Exercise goal. Return the lines where the word "Svazu" occurs.

[Start Records]

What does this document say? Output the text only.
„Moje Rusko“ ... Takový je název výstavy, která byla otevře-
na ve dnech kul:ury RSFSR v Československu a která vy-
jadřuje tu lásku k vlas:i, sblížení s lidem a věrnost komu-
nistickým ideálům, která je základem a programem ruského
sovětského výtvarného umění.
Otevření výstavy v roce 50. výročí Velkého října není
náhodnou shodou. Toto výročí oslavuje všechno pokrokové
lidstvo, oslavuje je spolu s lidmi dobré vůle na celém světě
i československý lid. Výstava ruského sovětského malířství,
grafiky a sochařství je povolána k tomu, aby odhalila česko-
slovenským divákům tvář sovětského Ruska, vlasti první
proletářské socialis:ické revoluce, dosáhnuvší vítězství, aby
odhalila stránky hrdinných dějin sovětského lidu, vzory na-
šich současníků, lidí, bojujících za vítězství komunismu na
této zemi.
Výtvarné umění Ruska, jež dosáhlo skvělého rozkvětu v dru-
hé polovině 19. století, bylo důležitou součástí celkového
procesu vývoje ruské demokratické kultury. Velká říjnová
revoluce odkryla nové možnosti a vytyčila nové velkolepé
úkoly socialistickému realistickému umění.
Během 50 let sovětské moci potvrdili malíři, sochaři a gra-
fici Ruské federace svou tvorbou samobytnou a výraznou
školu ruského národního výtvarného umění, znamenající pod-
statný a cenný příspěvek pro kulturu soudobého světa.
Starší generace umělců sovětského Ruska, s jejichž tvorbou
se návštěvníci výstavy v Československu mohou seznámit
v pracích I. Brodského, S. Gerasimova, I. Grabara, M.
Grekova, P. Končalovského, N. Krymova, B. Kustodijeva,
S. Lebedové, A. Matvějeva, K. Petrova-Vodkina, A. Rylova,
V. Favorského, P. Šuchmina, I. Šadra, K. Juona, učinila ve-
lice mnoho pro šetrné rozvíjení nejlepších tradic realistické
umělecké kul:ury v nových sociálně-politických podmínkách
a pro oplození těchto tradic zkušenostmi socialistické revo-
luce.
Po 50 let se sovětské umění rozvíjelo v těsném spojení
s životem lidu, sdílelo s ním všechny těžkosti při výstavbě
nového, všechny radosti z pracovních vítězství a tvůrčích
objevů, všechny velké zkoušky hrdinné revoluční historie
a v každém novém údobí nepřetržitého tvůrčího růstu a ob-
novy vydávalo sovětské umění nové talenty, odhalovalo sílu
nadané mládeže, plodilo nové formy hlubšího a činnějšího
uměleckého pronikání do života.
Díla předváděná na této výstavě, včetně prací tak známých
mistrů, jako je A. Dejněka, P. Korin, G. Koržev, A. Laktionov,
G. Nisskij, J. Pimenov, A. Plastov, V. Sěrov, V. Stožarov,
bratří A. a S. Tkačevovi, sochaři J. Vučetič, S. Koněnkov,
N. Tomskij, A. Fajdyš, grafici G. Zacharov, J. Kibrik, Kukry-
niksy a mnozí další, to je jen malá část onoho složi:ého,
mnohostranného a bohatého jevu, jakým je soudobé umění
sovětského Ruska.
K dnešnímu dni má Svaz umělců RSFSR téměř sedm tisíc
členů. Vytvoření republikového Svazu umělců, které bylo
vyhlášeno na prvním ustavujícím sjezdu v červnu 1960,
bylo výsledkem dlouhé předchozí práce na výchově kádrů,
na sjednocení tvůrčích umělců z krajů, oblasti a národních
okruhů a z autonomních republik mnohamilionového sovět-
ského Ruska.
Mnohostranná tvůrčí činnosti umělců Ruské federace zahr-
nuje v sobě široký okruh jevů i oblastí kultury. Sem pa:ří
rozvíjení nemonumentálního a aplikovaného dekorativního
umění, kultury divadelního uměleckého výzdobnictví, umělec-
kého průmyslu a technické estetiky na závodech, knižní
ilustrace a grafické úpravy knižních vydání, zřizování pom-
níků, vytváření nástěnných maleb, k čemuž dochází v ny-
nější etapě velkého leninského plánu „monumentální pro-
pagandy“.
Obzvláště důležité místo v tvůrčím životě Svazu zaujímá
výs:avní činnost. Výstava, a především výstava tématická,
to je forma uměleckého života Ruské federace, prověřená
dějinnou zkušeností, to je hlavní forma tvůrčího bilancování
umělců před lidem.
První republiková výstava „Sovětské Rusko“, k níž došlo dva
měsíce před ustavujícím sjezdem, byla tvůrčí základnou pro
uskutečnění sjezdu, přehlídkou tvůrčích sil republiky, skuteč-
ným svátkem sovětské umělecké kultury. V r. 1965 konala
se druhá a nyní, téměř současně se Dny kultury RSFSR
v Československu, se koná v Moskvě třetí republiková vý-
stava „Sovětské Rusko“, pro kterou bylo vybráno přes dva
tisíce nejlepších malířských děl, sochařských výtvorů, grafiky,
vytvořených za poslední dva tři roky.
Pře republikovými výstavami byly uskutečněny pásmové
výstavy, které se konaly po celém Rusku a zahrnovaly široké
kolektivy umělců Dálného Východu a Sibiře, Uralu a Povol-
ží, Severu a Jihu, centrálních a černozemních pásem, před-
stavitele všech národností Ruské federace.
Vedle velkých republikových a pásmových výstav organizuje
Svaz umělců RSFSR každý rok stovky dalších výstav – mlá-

[End Records]

Answer in full.
členů. Vytvoření republikového Svazu umělců, které bylo
Obzvláště důležité místo v tvůrčím životě Svazu zaujímá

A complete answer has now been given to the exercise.